My Grandma Pushes My 365 Project
Posted by Katrina Kennedy on Feb 8, 2012 in Blog, Personal | 11 commentsIf my Grandma was still alive she’d be 100 years old. She grew up during the depression, raised her family of 8 on what they could scrape together. She was widowed young and supported her family on her own. She didn’t have the luxury of luxury.
I understand why very few photos exist of her life and my own mother’s life.
I would put my camera down if I knew I needed to find a way to feed, clothe, and house my own child. It’s Maslow’s hierarchy at work, right?
My grandma’s memory pushes my 365 project. All of the photos I wish I had of her life. The mundane. The everyday. The ordinary.
I’d like to know what she ate for breakfast when she was a child.
I’d be fascinated to see her first day of school shoes.
Or her classroom.
Or the numbers on the home she grew up in.
I wish I had a photo of her hands at play.
Or at work.
I wish I had a close up of her eyes.
Oh, what I’d do to see her first washing machine! And everything she used before the washing machine.
I’d love to have just one photo of her sister doing a headstand when they were teens. I can picture her doing them as an older women and only imagine the enthusiasm she must have invested when she was young.
I wish she’d taken the time, maybe on the 12th of each month to carry a camera with her and record the details of her day.

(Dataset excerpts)

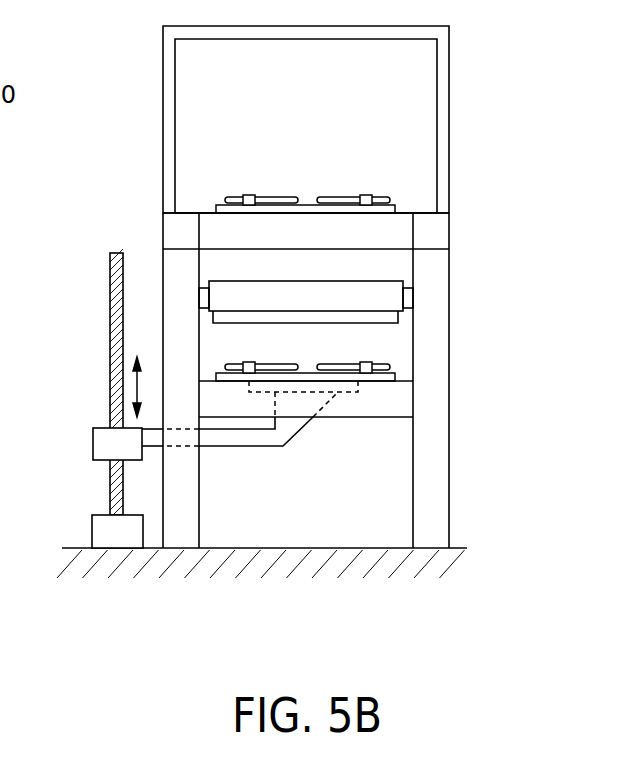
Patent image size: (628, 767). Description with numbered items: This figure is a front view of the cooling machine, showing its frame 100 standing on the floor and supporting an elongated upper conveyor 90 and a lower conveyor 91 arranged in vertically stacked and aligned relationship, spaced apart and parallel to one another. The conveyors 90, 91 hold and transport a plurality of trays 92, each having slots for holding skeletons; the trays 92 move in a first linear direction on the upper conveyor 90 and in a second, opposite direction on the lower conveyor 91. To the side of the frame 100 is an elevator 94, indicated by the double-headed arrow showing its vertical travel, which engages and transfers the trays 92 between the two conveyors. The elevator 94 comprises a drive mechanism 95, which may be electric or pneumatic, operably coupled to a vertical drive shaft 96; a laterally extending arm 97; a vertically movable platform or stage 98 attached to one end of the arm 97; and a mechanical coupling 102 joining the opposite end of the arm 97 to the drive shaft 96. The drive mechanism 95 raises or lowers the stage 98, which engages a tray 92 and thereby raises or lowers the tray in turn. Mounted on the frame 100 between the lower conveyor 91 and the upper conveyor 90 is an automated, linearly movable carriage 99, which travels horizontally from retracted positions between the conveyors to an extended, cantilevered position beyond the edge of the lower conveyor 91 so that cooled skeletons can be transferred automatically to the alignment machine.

The upper conveyor 90 is at (395, 233).
The lower conveyor 91 is at (398, 395).
The tray 92 is at (308, 192).
The elevator 94 is at (70, 386).
The drive mechanism 95 is at (92, 537).
The vertical drive shaft 96 is at (110, 313).
The arm 97 is at (251, 448).
The stage 98 is at (349, 393).
The carriage 99 is at (276, 297).
The frame 100 is at (450, 484).
The mechanical coupling 102 is at (93, 444).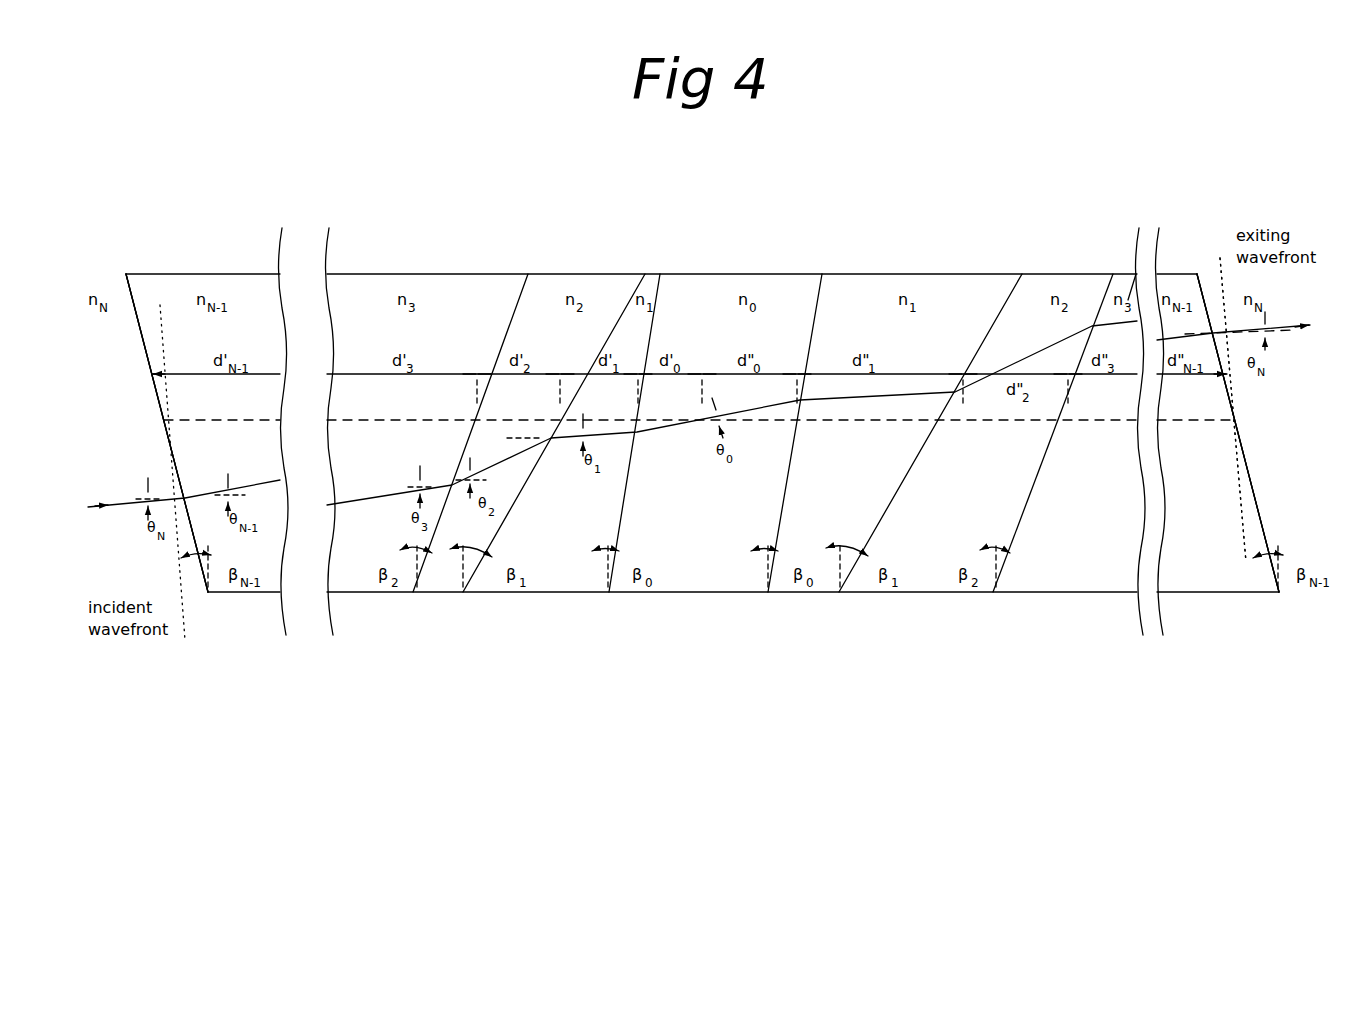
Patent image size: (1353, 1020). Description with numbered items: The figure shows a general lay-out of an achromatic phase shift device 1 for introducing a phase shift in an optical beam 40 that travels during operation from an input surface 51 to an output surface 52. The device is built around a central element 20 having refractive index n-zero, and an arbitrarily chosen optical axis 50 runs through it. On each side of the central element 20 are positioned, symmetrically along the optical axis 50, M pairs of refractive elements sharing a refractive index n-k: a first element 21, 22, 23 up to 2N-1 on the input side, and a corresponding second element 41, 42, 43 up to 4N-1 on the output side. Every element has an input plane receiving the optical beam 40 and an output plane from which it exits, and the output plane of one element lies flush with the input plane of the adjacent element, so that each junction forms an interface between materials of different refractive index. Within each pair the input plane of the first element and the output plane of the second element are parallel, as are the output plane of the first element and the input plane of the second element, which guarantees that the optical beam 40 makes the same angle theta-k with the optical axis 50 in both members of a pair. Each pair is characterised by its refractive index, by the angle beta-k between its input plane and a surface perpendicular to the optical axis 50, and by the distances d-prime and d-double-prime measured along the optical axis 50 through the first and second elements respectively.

The phase shift device 1 is at (752, 617).
The optical beam 40 is at (140, 512).
The optical axis 50 is at (1190, 422).
The input surface 51 is at (150, 378).
The output surface 52 is at (1195, 293).
The first element of the (N-1)th pair 2N-1 is at (182, 288).
The first element of the third pair 23 is at (446, 292).
The first element of the second pair 22 is at (604, 292).
The first element of the first pair 21 is at (644, 281).
The central element 20 is at (760, 292).
The second element of the first pair 41 is at (914, 292).
The second element of the second pair 42 is at (1074, 292).
The second element of the third pair 43 is at (1122, 292).
The second element of the (N-1)th pair 4N-1 is at (1170, 293).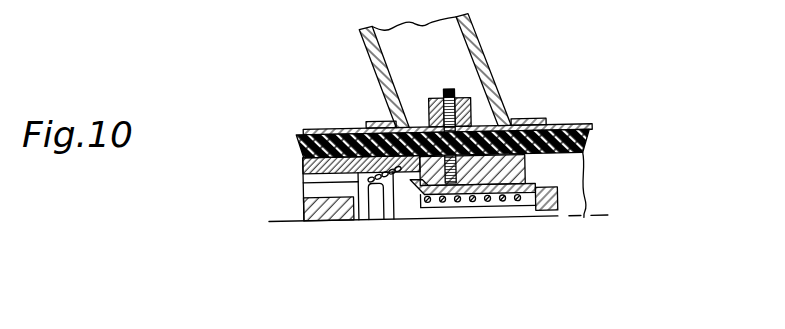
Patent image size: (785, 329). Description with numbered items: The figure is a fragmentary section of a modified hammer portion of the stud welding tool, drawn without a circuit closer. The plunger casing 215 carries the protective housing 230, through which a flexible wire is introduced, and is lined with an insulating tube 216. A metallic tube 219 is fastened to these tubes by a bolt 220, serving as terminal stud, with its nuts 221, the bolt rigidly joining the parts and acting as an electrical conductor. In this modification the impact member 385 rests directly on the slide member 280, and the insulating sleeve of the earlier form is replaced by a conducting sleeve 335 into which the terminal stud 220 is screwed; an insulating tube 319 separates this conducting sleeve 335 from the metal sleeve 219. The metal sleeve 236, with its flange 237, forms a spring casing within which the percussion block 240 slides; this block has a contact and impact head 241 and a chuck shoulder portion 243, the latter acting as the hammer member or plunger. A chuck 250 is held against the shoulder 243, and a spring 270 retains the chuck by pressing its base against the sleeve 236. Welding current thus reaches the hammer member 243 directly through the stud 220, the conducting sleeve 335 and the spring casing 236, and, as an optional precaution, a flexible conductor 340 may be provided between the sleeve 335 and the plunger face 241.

* [Task instructions]
A - In the blog post about the grandmother and the 365 project, how old would the grandmother be if she were still alive?
B - Write a continuation of the blog post about the grandmother and the 365 project, starting after its final sentence.

* [Answers to each task]
A - She would be 100 years old.

B -
I have a few things. Her portrait. A few treasured snapshots of her children with houses and cars and other details in the background.
I wish I had a photo of the pretty soaps she always kept in her bathroom when I was a child. The “guest” soaps. The ones no one could use. I always wondered who the guests were and remember more than once trying to convince her I was a guest.
I wish I had one photo of the two of us playing tea party on the steps of her mobile home when I was a child. I have fond memories there. Photos only in my head. I have the tea cups. And yes, I’ve photographed them.
So, if you think for one moment what you are doing is silly or unnecessary or meaningless. Please consider my grandma. Please consider all of the parts and pieces I don’t have. The things she didn’t have the luxury to document for someone she probably never thought would want to have them.
I do want them. More than anything. Just those small glimpses into her life so that I can share them with my own son. He will only know her through my stories. And in his stories he’ll have to create his own photos.
I’m photographing my life for me. But I’m okay if someone else appreciates it down the line.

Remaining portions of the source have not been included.